**** 本文抜粋

説明

車両用空調装置および空調方法

【課題】簡易な構成で乗客数を推定し、推定した乗客数に基づいて、適切な流量の外気を導入することができ、不必要に外気を導入してしまうことによって生じる問題を回避する。
【解決手段】車両用空調装置100は、車両内に送出する空の流量を調整する流量調整部202と、流量調整部202に導入される空気の流量のうち、外気導入量と内気導入量との割合を調整する割合調整部204と、乗客数を推定する人数推定部212と、推定された乗客数に基づいて外気導入量を導出する導入量導出部214と、内気温および外気温を測定する温度測定部208と、推定された乗客数と、測定された内気温および外気温とに基づいて、車両内の熱負荷を導出する熱負荷導出部216と、導出された外気導入量と、導出された車両内の熱負荷とに基づいて、送出流量Qtおよび導入量割合Rを導出する割合導出部218とを備える。

********

• [設問]
(1) 車両用空調装置に関する本文抜粋について、次の問いに答えなさい。
(a) 【課題】によれば、推定した乗客数に基づいて何を導入できるようにするか。
(b) 【解決手段】において、内気温および外気温を測定するのはどの部か。
(c) 送出流量Qtおよび導入量割合Rを導出するのはどの部か。
(2) 車両用空調装置に関する本文抜粋を、最後の文の後から書き進めなさい。

**** 抜粋データ

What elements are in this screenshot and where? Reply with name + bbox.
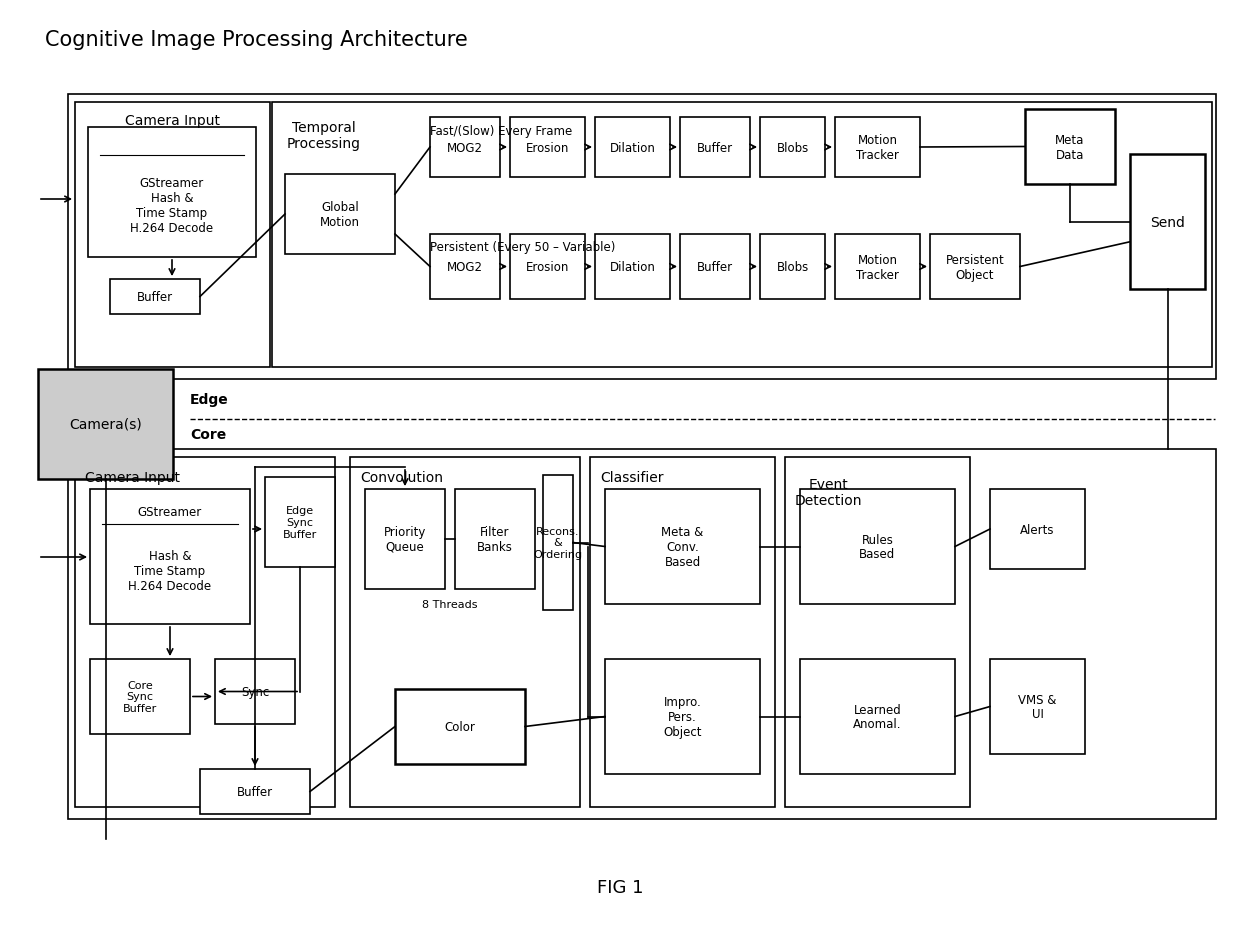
- Bar: [350, 458, 580, 807]
- Text: FIG 1: FIG 1: [596, 878, 644, 896]
- Bar: [800, 489, 955, 604]
- Bar: [785, 458, 970, 807]
- Text: Blobs: Blobs: [776, 261, 808, 274]
- Text: Camera Input: Camera Input: [86, 470, 180, 484]
- Text: Dilation: Dilation: [610, 261, 656, 274]
- Text: VMS &
UI: VMS & UI: [1018, 693, 1056, 721]
- Bar: [91, 659, 190, 734]
- Text: Fast/(Slow) Every Frame: Fast/(Slow) Every Frame: [430, 125, 572, 138]
- Bar: [430, 235, 500, 300]
- Bar: [543, 475, 573, 611]
- Bar: [38, 369, 174, 480]
- Text: GStreamer: GStreamer: [138, 505, 202, 518]
- Bar: [605, 659, 760, 774]
- Text: Persistent
Object: Persistent Object: [946, 253, 1004, 281]
- Bar: [265, 478, 335, 567]
- Text: 8 Threads: 8 Threads: [423, 599, 477, 610]
- Bar: [835, 235, 920, 300]
- Bar: [680, 118, 750, 178]
- Text: Hash &
Time Stamp
H.264 Decode: Hash & Time Stamp H.264 Decode: [130, 191, 213, 234]
- Text: Recons.
&
Ordering: Recons. & Ordering: [533, 526, 583, 560]
- Text: Erosion: Erosion: [526, 261, 569, 274]
- Text: Learned
Anomal.: Learned Anomal.: [853, 702, 901, 730]
- Text: Buffer: Buffer: [697, 141, 733, 154]
- Bar: [835, 118, 920, 178]
- Text: Motion
Tracker: Motion Tracker: [856, 253, 899, 281]
- Bar: [510, 235, 585, 300]
- Bar: [595, 235, 670, 300]
- Bar: [215, 659, 295, 724]
- Text: Blobs: Blobs: [776, 141, 808, 154]
- Bar: [396, 690, 525, 764]
- Bar: [68, 449, 1216, 819]
- Text: Cognitive Image Processing Architecture: Cognitive Image Processing Architecture: [45, 30, 467, 50]
- Bar: [91, 489, 250, 625]
- Bar: [110, 279, 200, 315]
- Text: Buffer: Buffer: [136, 290, 174, 303]
- Bar: [760, 235, 825, 300]
- Text: Buffer: Buffer: [237, 785, 273, 798]
- Bar: [74, 458, 335, 807]
- Text: Edge
Sync
Buffer: Edge Sync Buffer: [283, 506, 317, 539]
- Text: Color: Color: [445, 720, 475, 733]
- Text: Core
Sync
Buffer: Core Sync Buffer: [123, 680, 157, 714]
- Bar: [272, 103, 1211, 367]
- Text: Hash &
Time Stamp
H.264 Decode: Hash & Time Stamp H.264 Decode: [129, 550, 212, 593]
- Text: GStreamer: GStreamer: [140, 176, 205, 189]
- Text: Persistent (Every 50 – Variable): Persistent (Every 50 – Variable): [430, 240, 615, 253]
- Bar: [365, 489, 445, 589]
- Text: Meta
Data: Meta Data: [1055, 134, 1085, 161]
- Text: Convolution: Convolution: [360, 470, 443, 484]
- Bar: [74, 103, 270, 367]
- Text: Filter
Banks: Filter Banks: [477, 525, 513, 553]
- Text: Erosion: Erosion: [526, 141, 569, 154]
- Text: Temporal
Processing: Temporal Processing: [286, 121, 361, 151]
- Bar: [800, 659, 955, 774]
- Bar: [510, 118, 585, 178]
- Text: Alerts: Alerts: [1021, 523, 1055, 536]
- Text: Motion
Tracker: Motion Tracker: [856, 134, 899, 161]
- Bar: [590, 458, 775, 807]
- Bar: [430, 118, 500, 178]
- Bar: [680, 235, 750, 300]
- Bar: [88, 128, 255, 258]
- Text: Edge: Edge: [190, 393, 228, 406]
- Bar: [760, 118, 825, 178]
- Text: Impro.
Pers.
Object: Impro. Pers. Object: [663, 695, 702, 738]
- Bar: [930, 235, 1021, 300]
- Bar: [1025, 110, 1115, 185]
- Text: Buffer: Buffer: [697, 261, 733, 274]
- Bar: [990, 489, 1085, 570]
- Bar: [455, 489, 534, 589]
- Text: Dilation: Dilation: [610, 141, 656, 154]
- Text: Camera(s): Camera(s): [69, 418, 141, 432]
- Text: Meta &
Conv.
Based: Meta & Conv. Based: [661, 525, 703, 568]
- Bar: [605, 489, 760, 604]
- Text: MOG2: MOG2: [446, 141, 484, 154]
- Bar: [1130, 155, 1205, 290]
- Text: Priority
Queue: Priority Queue: [384, 525, 427, 553]
- Text: Rules
Based: Rules Based: [859, 533, 895, 561]
- Text: Global
Motion: Global Motion: [320, 200, 360, 229]
- Text: Classifier: Classifier: [600, 470, 663, 484]
- Bar: [285, 174, 396, 254]
- Bar: [68, 95, 1216, 380]
- Text: MOG2: MOG2: [446, 261, 484, 274]
- Bar: [200, 769, 310, 814]
- Text: Camera Input: Camera Input: [125, 114, 219, 128]
- Text: Send: Send: [1149, 215, 1185, 229]
- Text: Core: Core: [190, 428, 226, 442]
- Text: Event
Detection: Event Detection: [795, 478, 863, 508]
- Bar: [595, 118, 670, 178]
- Text: Sync: Sync: [241, 685, 269, 698]
- Bar: [990, 659, 1085, 754]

********

• [解答]
(1)
(a) 適切な流量の外気
(b) 温度測定部208
(c) 割合導出部218

(2)
【発明の詳細な説明】
【技術分野】
【0001】
本発明は、鉄道車両等の車両に設けられる車両用空調装置およびこれを用いた空調方法に関する。
【背景技術】
【0002】
鉄道車両等の車両は、気密性が高いため、乗客の人数に応じて、車両外の空気(以下、単に外気と称する)を車両内に常時導入する必要がある。例えば、鉄道車両に設置される従来の空調装置は、乗客の人数を、車両の定員(または定員の1.5倍)と仮定して、定員の数に対応した流量の外気を一律に車両内に導入していた。
【0003】
しかし、従来の空調装置は、実際の乗客の人数が、定員に達していない場合であっても、上述した定員の数に対応した流量で外気を車両内に導入していたため、実際の乗客の人数が定員より少なくなっている分だけ、無駄に外気を導入する結果を招いていた。
【0004】
そこで、赤外線センサまたは各座席に配置された感圧センサを用いて、自動車の各座席に人が座っているか否かを検知し、その検知結果から乗車している人数(乗車数)を導出し、導出した乗車数に応じた必要な換気量を満たすように、空調装置に車両内の空気(以下、単に内気と称する)を導入する内気導入口の開閉と、空調装置に外気を導入する外気導入口の開閉とをそれぞれ制御する空調装置が開示されている(例えば、特許文献1)。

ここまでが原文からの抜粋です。